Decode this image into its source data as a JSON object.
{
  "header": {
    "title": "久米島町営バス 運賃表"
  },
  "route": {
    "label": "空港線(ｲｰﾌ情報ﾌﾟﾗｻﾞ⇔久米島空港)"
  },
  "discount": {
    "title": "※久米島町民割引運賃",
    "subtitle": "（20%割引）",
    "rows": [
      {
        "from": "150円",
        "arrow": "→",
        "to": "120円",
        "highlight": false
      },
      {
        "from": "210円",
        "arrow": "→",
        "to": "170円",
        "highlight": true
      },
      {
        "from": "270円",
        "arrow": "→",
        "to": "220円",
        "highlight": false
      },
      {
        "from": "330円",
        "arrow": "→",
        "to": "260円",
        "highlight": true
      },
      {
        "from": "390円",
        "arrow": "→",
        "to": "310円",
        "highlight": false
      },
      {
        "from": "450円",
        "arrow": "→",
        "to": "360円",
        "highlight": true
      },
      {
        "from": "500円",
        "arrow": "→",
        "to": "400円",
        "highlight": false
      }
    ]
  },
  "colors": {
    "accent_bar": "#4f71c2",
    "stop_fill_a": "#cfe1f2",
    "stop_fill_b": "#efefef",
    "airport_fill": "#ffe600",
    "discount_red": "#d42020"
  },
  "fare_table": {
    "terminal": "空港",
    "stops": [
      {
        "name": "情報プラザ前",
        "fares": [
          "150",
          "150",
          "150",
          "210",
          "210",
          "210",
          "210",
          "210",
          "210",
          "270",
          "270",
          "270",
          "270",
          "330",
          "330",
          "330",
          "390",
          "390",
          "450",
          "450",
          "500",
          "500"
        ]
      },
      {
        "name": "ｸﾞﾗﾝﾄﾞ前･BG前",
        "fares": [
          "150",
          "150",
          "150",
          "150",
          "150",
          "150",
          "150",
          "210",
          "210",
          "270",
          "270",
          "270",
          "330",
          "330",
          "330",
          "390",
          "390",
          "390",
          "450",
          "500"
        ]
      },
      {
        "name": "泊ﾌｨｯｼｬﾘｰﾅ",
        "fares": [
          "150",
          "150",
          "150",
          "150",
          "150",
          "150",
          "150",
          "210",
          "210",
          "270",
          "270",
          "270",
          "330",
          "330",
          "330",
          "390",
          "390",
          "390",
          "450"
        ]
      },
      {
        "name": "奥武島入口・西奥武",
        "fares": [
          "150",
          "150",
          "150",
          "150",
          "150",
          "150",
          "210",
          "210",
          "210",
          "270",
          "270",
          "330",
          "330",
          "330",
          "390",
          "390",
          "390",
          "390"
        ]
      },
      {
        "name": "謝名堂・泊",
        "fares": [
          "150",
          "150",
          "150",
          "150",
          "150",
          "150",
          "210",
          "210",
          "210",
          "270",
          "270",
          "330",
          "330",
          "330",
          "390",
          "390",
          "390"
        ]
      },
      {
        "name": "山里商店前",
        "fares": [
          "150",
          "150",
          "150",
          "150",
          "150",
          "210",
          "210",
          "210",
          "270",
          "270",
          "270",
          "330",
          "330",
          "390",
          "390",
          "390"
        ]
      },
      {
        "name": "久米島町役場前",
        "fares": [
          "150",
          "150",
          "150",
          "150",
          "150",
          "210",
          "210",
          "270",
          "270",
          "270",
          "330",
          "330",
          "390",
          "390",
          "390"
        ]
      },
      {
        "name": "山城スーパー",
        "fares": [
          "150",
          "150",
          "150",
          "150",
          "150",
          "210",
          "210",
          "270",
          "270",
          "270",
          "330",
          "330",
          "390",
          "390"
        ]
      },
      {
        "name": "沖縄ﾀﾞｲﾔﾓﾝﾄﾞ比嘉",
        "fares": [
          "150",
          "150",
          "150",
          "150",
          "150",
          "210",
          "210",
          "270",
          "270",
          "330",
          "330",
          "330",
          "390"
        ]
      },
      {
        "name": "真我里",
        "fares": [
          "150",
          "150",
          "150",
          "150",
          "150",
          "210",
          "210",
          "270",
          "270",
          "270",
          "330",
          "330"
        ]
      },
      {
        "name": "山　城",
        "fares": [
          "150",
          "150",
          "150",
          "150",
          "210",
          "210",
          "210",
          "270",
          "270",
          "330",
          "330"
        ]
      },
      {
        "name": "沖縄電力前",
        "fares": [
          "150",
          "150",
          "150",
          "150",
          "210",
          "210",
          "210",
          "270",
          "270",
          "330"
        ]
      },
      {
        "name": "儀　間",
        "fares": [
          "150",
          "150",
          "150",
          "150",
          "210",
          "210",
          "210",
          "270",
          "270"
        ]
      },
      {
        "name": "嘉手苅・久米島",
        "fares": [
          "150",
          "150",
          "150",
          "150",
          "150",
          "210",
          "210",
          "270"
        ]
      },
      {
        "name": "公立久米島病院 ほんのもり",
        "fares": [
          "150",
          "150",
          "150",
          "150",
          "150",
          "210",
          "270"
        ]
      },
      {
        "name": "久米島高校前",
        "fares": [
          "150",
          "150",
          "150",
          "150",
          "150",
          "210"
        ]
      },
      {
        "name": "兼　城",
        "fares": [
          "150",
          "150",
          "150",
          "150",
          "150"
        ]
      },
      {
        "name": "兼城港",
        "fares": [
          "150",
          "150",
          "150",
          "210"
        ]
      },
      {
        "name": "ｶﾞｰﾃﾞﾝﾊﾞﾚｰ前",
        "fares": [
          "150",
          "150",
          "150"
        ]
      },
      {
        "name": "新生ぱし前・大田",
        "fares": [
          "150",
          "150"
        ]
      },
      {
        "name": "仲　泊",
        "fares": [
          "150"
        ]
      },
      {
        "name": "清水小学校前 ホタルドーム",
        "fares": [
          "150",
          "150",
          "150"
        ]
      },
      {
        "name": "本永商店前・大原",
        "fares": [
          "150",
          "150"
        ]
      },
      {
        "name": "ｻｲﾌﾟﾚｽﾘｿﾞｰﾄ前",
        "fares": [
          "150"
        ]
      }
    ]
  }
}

********************

In the listing above, count each line that holds the string "from". Give the number only.

## Result of the exercise:
7